Directions: Leaving out the pictures, please retype each record exactly.

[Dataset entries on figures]
---------------
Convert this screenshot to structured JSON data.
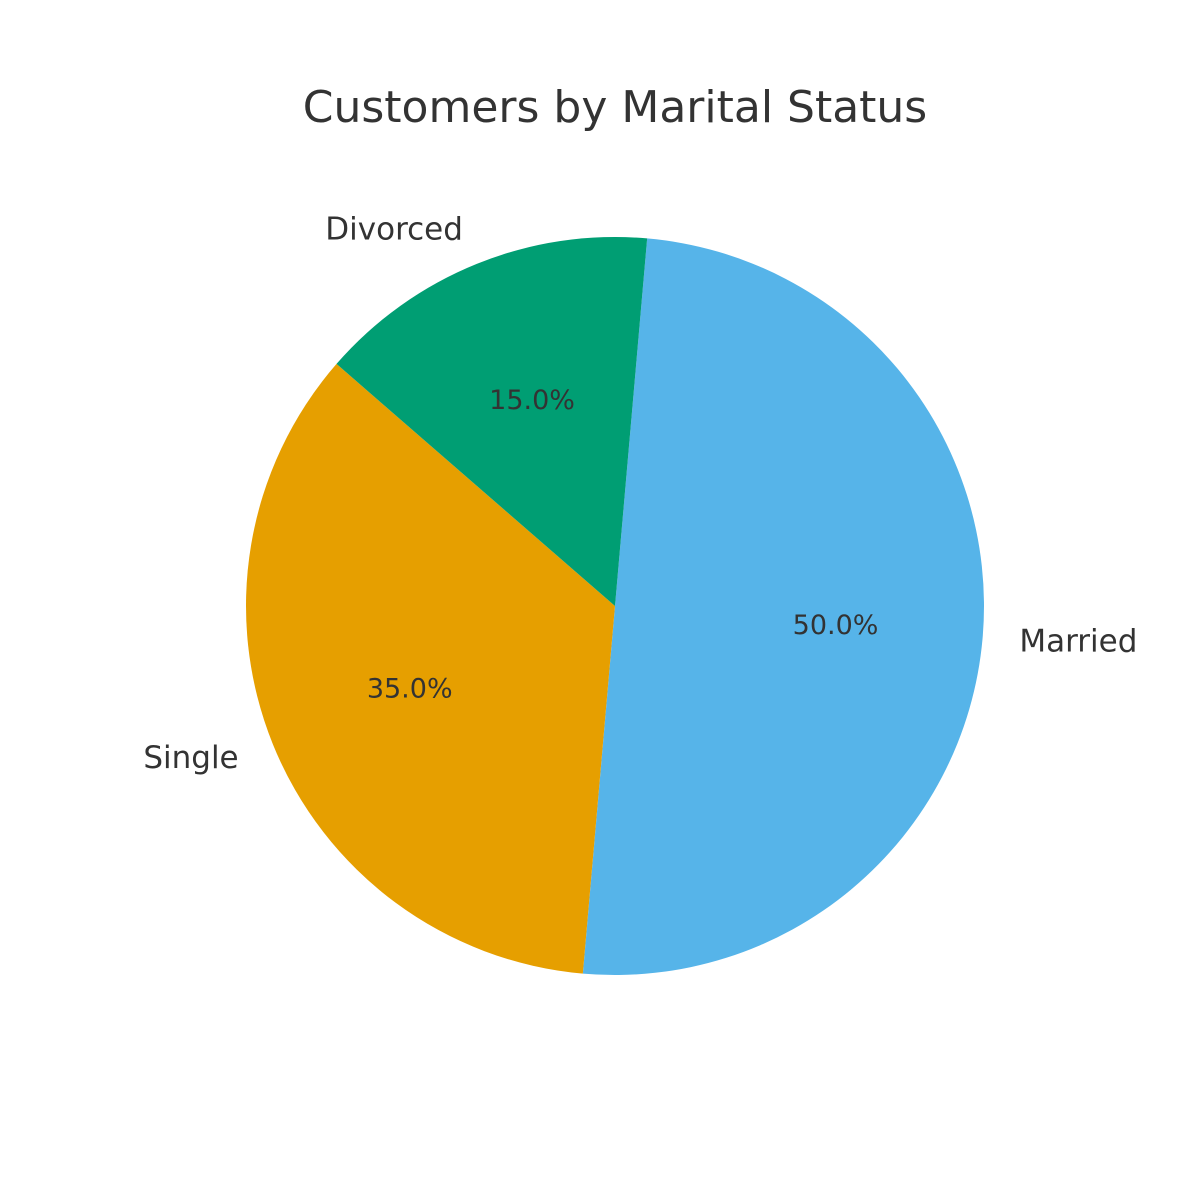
{
  "chart_data": {
    "type": "pie",
    "title": "Customers by Marital Status",
    "categories": [
      "Married",
      "Single",
      "Divorced"
    ],
    "values": [
      50.0,
      35.0,
      15.0
    ],
    "labels": [
      "50.0%",
      "35.0%",
      "15.0%"
    ],
    "colors": [
      "#56B4E9",
      "#E69F00",
      "#009E73"
    ],
    "start_angle_deg": 85,
    "direction": "clockwise",
    "legend": "none"
  }
}
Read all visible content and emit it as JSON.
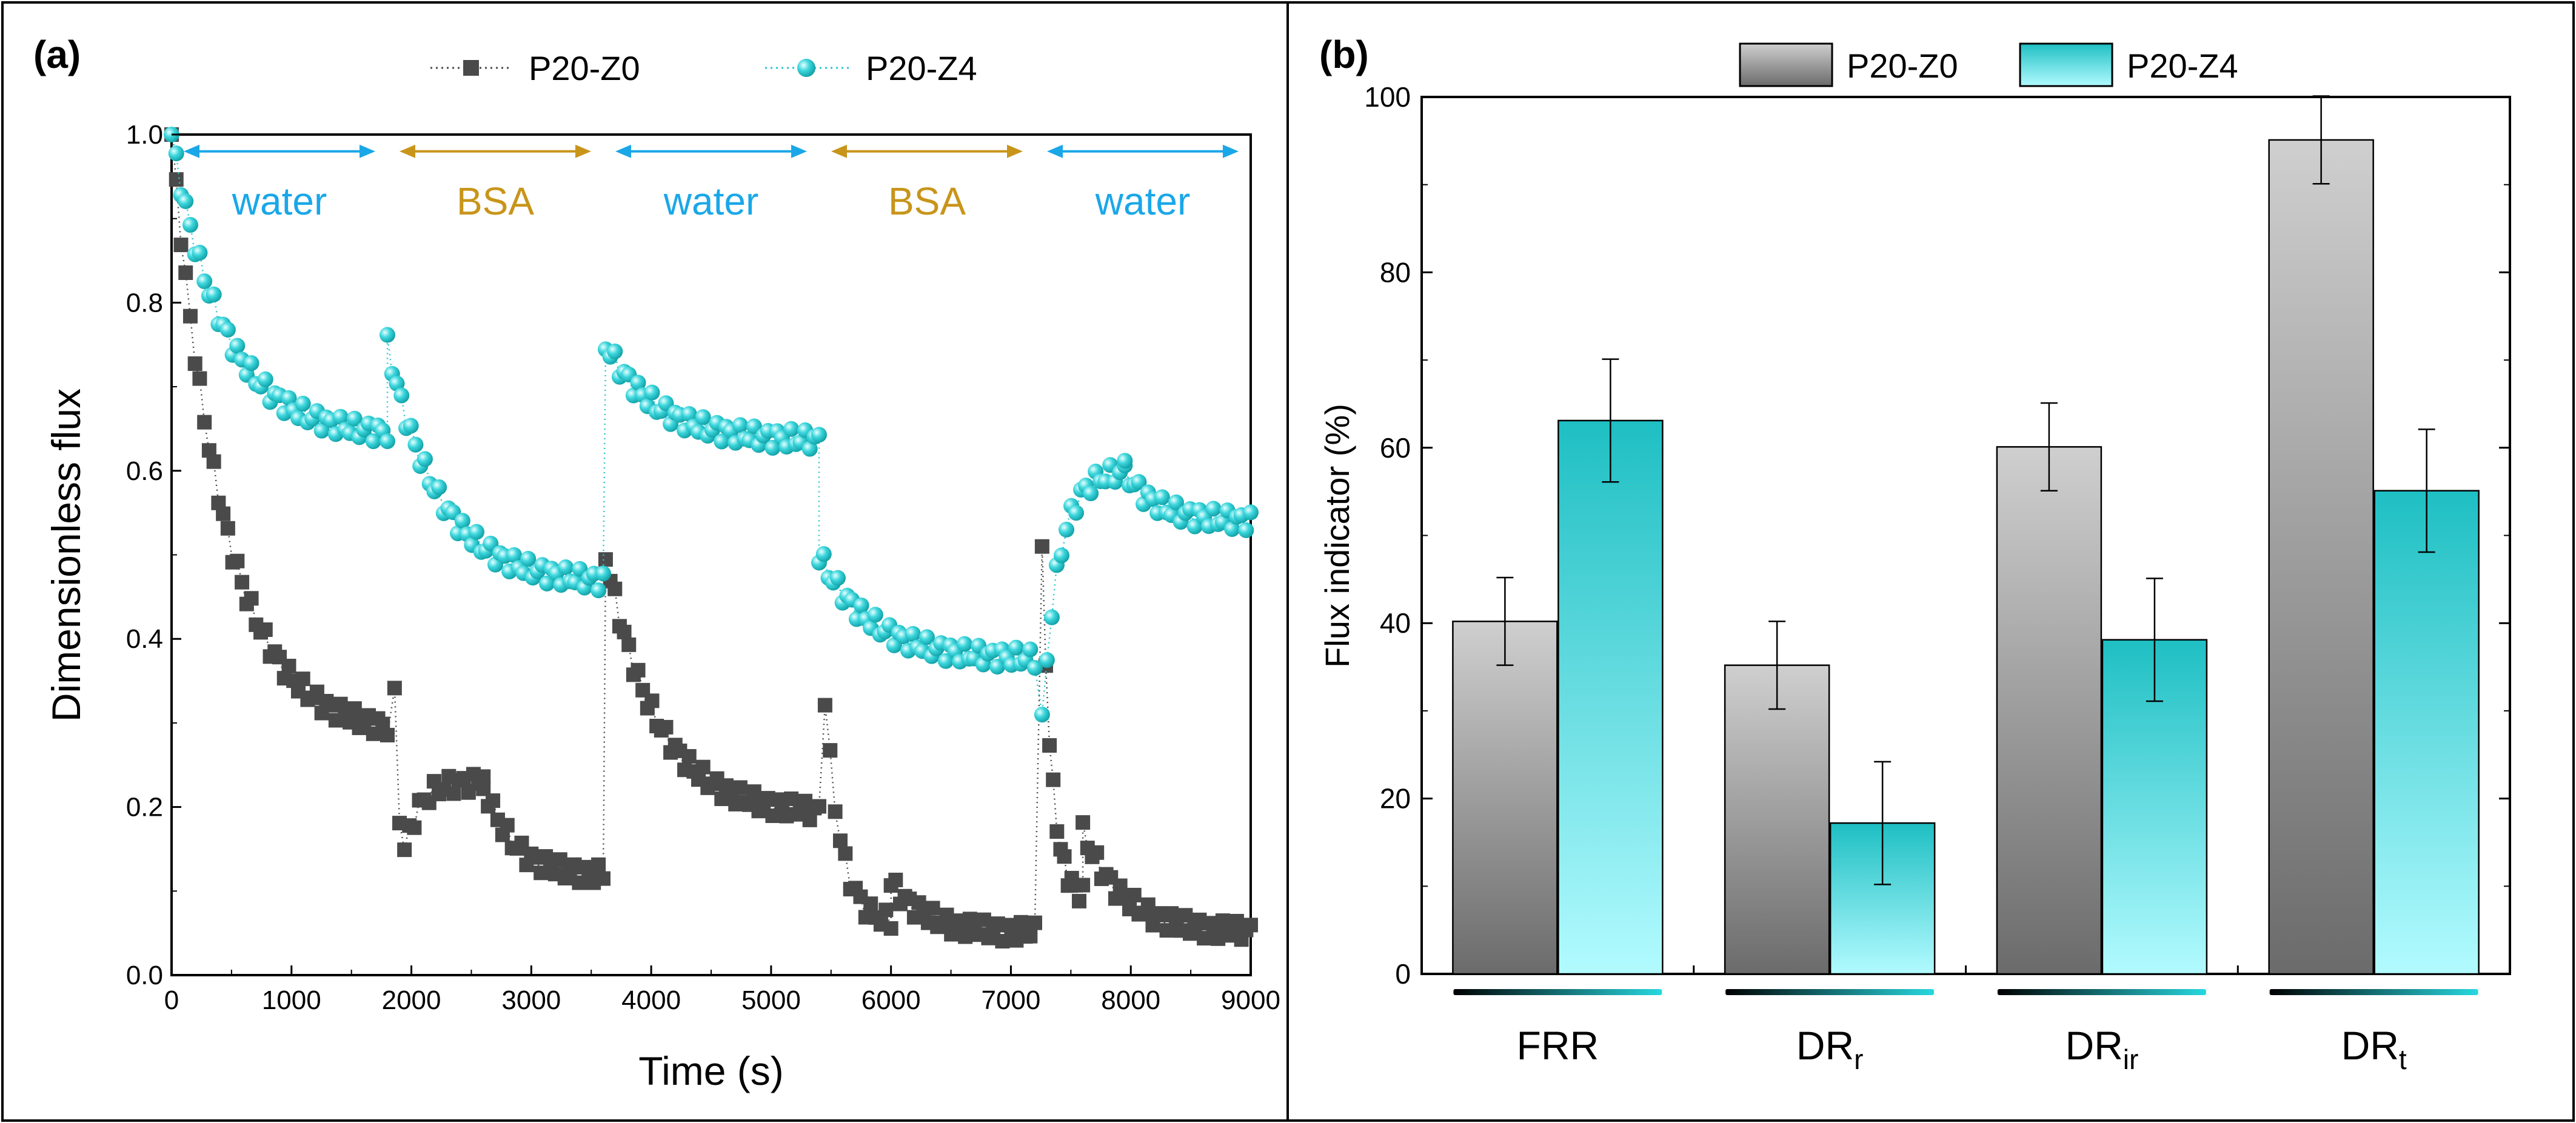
---------------
Completed task:
Convert this screenshot to structured JSON data.
{
  "chart_data": {
    "type": "pie",
    "title": "Customers by Marital Status",
    "categories": [
      "Married",
      "Single",
      "Divorced"
    ],
    "values": [
      50.0,
      35.0,
      15.0
    ],
    "labels": [
      "50.0%",
      "35.0%",
      "15.0%"
    ],
    "colors": [
      "#56B4E9",
      "#E69F00",
      "#009E73"
    ],
    "start_angle_deg": 85,
    "direction": "clockwise",
    "legend": "none"
  }
}
Read all visible content and emit it as JSON.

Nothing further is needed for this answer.